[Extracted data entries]
◇ ◇ ◇ ◇ ◇
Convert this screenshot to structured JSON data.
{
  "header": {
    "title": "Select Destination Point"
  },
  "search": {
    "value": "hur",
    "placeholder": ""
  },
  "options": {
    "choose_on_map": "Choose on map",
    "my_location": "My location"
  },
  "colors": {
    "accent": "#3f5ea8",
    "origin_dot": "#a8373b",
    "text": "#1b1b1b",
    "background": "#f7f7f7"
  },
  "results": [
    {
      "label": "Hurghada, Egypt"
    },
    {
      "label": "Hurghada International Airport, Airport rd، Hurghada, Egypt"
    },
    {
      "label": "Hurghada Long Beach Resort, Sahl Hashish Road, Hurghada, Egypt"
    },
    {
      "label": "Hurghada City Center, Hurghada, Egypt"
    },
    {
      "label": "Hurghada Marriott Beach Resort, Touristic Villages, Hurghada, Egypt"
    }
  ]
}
◇ ◇ ◇ ◇ ◇
§ Exercise instructions:
Reproduce every line of the data verbatim.

§ Solution for this problem:
Convert this screenshot to structured JSON data.
{
  "header": {
    "title": "Select Destination Point"
  },
  "search": {
    "value": "hur",
    "placeholder": ""
  },
  "options": {
    "choose_on_map": "Choose on map",
    "my_location": "My location"
  },
  "colors": {
    "accent": "#3f5ea8",
    "origin_dot": "#a8373b",
    "text": "#1b1b1b",
    "background": "#f7f7f7"
  },
  "results": [
    {
      "label": "Hurghada, Egypt"
    },
    {
      "label": "Hurghada International Airport, Airport rd، Hurghada, Egypt"
    },
    {
      "label": "Hurghada Long Beach Resort, Sahl Hashish Road, Hurghada, Egypt"
    },
    {
      "label": "Hurghada City Center, Hurghada, Egypt"
    },
    {
      "label": "Hurghada Marriott Beach Resort, Touristic Villages, Hurghada, Egypt"
    }
  ]
}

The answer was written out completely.